PASSAGE SHOWN:
⁂

The Analyst Archetype

idmloco
5 min readAug 17, 2015

Case Study From the 7 Archetypes of Social Media Engagement

…There is no denying the lasting impact the Analyst can make for an otherwise less-than-analytical public.

2015 has been referred to by many as the Year of the Nerd: blockbuster comic book movies; the dominance of internet-based entertainment over traditional cable counterparts; the rise of craft food and drink as blends of art and science; technology and social media like Snapchat disrupting the usual dance of the political parade in a pre-election year. Data, data, data… it’s practically a chant, whispered at first just a few years ago, and growing into a cacophony of number sets, inferences and hasty conclusions for every industry and philosophy of late. Who’s to blame for this resurgence in data worship, this Age of Reason 2.0? If Nate Silver, of the blog FiveThirtyEight, comes to mind, you'd be right to point the finger in his direction (no, not that finger…).

Way back in 2008, a quiet blogger using the pseudonym “Poblano” started dropping incredible posts incorporating hierarchical data from polls into surprisingly accurate predictions about the upcoming Presidential election. Eventually Poblano revealed himself to be Nate Silver, known for developing the game-changing player performance prediction system for Major League Baseball, PECOTA. Using the same deep-data-diving techniques he used to create that successful system of tracking and projecting, Silver made headlines (and perhaps some envious critics) with near-perfect predictions for the campaign trail. The New York Times swooped in to incubate Silver’s blog, FiveThirtyEight (an homage to the number of of electors in the US Electoral College), which rapidly gained a following of policy wonks and dataphiles. Suddenly, psephology — the study of elections via data — was cool.

⁂

GIVEN INFORMATION:
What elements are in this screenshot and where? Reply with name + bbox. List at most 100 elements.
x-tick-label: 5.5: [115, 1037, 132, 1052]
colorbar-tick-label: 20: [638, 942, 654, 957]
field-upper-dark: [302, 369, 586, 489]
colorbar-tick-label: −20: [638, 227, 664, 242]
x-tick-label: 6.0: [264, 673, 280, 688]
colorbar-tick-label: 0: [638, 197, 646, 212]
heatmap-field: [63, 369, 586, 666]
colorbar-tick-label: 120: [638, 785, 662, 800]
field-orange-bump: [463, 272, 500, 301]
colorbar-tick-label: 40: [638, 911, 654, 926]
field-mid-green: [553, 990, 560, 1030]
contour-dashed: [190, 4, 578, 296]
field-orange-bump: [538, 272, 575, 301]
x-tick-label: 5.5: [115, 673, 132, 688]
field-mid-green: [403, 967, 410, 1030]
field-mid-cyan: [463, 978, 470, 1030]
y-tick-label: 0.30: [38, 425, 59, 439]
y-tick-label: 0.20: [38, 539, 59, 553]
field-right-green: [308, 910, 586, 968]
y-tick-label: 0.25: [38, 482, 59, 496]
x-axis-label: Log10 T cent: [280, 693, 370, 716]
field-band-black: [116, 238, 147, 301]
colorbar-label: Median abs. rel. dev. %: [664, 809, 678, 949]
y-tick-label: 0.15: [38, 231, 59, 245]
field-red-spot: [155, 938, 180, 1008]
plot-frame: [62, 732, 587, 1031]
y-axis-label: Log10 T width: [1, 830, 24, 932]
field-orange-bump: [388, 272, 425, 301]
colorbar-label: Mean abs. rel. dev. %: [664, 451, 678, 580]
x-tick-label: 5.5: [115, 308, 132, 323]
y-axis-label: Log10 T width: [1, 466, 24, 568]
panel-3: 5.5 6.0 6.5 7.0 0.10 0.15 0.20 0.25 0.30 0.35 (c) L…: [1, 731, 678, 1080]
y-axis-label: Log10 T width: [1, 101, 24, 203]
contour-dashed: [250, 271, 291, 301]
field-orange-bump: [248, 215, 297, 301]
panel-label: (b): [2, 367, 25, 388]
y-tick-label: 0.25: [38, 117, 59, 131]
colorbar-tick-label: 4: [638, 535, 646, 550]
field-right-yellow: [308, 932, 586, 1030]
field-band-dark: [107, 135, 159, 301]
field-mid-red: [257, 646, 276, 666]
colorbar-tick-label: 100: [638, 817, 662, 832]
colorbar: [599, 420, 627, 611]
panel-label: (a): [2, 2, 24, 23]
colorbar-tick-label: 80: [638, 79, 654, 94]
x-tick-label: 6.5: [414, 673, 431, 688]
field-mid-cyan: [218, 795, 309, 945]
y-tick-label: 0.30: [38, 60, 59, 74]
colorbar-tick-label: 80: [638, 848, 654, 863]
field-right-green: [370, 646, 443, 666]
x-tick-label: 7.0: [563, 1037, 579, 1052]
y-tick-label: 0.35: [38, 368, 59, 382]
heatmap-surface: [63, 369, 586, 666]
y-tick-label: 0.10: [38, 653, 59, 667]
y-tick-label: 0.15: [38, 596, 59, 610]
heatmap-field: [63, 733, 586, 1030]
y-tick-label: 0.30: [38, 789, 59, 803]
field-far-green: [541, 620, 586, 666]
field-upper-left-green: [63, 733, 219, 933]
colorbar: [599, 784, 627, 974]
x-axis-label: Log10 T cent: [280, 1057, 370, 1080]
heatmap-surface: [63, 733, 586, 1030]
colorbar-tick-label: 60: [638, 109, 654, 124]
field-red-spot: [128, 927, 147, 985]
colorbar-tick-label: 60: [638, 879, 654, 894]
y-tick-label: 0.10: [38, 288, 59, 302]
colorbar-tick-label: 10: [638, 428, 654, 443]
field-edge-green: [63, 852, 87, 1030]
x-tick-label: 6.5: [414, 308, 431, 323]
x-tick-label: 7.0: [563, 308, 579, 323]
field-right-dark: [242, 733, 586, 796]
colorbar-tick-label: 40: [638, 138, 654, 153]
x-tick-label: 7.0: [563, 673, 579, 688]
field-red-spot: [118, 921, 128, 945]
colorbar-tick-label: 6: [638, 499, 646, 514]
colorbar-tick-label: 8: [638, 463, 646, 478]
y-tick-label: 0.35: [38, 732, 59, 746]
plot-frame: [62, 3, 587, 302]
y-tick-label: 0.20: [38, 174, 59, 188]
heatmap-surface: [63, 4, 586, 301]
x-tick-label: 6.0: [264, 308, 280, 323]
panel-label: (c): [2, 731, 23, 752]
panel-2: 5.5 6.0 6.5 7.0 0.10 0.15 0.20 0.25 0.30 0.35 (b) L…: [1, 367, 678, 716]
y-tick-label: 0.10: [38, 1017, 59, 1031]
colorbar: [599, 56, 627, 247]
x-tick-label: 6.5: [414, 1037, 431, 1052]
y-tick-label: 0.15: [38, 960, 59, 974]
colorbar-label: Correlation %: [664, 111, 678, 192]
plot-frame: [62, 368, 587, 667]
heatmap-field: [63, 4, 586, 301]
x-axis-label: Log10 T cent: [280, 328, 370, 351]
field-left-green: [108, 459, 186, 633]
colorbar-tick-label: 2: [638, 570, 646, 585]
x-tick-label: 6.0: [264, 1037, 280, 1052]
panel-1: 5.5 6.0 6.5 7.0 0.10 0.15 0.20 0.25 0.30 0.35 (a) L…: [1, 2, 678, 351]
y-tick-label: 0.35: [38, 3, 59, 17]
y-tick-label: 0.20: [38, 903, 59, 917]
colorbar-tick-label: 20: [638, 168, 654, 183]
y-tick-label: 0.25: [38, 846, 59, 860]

⁂

PARTS OF THE EXERCISE:
A - From the article on the Analyst archetype, list the things it gives as reasons 2015 has been called the Year of the Nerd.
B - According to the article on the Analyst archetype, what does the name of the blog FiveThirtyEight pay homage to?

LIST OF SOLUTIONS:
A -
- Blockbuster comic book movies
- The dominance of internet-based entertainment over traditional cable counterparts
- The rise of craft food and drink as blends of art and science
- Technology and social media like Snapchat disrupting the usual dance of the political parade in a pre-election year

B - The number of electors in the US Electoral College.